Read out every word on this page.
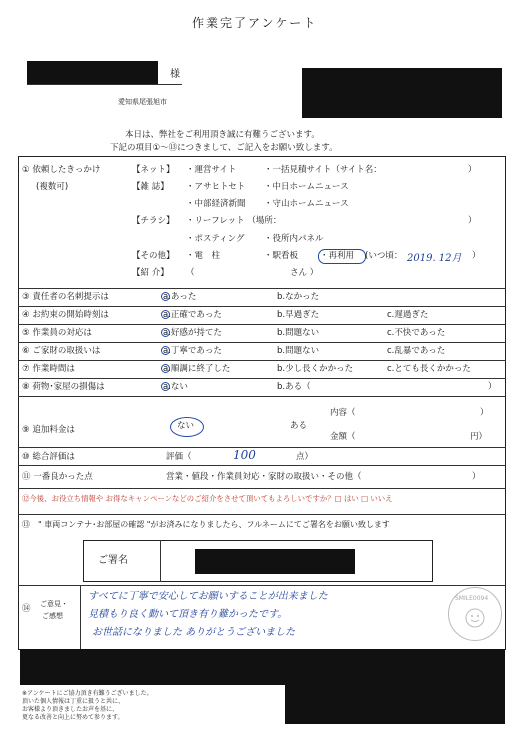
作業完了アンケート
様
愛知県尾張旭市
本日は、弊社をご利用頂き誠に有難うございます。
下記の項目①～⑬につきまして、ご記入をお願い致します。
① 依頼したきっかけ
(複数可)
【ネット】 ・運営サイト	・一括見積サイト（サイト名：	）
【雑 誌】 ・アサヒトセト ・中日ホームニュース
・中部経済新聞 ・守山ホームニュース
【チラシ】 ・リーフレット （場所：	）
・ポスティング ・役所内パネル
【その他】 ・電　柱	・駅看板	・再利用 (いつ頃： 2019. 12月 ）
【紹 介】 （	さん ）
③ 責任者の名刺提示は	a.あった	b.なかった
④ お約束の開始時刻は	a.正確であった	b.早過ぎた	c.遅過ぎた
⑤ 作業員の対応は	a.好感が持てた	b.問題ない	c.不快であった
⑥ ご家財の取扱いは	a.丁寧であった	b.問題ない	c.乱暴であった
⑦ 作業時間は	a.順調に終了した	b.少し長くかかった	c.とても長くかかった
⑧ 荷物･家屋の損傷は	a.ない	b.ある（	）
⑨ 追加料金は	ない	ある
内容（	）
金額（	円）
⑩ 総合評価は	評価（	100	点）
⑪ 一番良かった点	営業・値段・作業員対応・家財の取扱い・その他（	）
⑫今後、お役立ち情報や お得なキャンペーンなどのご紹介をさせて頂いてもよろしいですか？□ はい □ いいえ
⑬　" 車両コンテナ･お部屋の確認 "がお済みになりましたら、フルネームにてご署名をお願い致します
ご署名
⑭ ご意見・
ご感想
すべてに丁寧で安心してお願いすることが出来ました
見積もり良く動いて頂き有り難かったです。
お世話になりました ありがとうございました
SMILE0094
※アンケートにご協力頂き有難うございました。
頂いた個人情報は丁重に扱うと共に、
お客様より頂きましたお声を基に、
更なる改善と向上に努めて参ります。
# # # # # # #
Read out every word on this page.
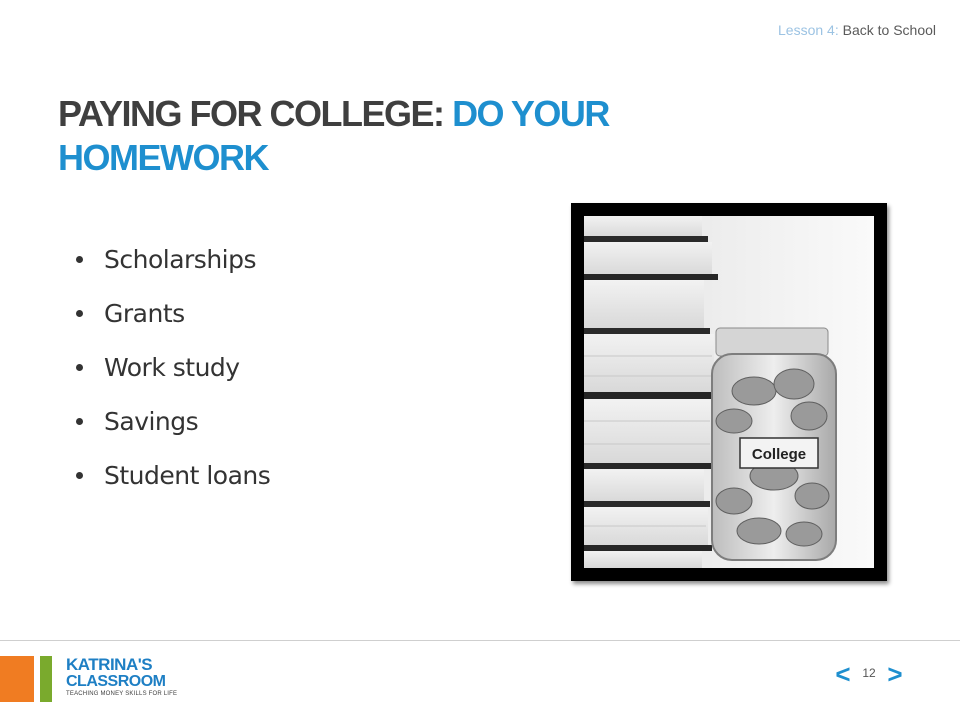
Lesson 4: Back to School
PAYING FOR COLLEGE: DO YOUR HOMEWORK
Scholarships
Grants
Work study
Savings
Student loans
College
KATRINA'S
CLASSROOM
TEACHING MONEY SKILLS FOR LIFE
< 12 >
# # # # # # #
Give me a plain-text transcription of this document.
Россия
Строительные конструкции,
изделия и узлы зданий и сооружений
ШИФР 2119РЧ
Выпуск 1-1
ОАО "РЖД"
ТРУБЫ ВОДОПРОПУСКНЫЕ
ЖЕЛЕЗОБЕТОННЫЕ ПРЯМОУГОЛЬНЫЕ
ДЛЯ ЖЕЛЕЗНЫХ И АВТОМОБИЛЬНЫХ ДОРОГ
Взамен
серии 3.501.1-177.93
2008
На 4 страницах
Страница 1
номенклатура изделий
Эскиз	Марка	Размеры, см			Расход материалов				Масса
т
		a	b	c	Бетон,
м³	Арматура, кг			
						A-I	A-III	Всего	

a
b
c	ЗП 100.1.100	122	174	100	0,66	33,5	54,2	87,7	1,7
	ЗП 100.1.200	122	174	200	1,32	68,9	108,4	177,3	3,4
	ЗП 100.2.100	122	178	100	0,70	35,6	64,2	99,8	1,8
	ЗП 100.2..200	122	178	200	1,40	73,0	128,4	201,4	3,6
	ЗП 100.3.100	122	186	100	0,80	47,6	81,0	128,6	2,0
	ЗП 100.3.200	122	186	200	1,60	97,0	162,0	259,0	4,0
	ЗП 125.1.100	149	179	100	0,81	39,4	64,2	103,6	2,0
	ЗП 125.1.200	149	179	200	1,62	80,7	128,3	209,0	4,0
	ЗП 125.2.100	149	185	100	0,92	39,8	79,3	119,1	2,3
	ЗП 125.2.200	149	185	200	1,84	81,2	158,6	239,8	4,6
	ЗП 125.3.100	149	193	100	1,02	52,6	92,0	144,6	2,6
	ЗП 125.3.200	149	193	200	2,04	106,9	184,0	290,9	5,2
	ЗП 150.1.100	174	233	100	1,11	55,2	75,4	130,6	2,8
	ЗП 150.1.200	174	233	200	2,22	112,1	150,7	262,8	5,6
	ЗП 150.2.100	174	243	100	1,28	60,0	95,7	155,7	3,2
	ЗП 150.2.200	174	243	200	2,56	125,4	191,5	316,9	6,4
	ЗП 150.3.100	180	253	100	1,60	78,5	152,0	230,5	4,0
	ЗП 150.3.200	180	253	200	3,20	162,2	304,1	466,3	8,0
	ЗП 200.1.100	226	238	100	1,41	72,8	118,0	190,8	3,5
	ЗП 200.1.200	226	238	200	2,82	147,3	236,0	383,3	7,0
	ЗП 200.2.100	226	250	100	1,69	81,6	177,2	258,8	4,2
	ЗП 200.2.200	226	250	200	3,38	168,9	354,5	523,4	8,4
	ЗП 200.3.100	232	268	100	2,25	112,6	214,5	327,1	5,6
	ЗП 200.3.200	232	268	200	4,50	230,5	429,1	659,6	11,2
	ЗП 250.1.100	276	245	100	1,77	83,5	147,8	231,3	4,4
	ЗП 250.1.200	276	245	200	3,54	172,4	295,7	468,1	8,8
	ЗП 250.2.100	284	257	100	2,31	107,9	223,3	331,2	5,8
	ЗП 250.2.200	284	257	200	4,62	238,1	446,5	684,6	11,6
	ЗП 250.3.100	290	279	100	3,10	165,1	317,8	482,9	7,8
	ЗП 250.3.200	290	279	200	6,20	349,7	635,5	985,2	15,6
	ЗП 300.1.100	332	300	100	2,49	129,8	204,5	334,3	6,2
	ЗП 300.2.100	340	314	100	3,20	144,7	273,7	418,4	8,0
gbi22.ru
# # # # # # #
Return from the data every line that holds "問題ない".

⑤ 作業員の対応は	a.好感が持てた	b.問題ない	c.不快であった
⑥ ご家財の取扱いは	a.丁寧であった	b.問題ない	c.乱暴であった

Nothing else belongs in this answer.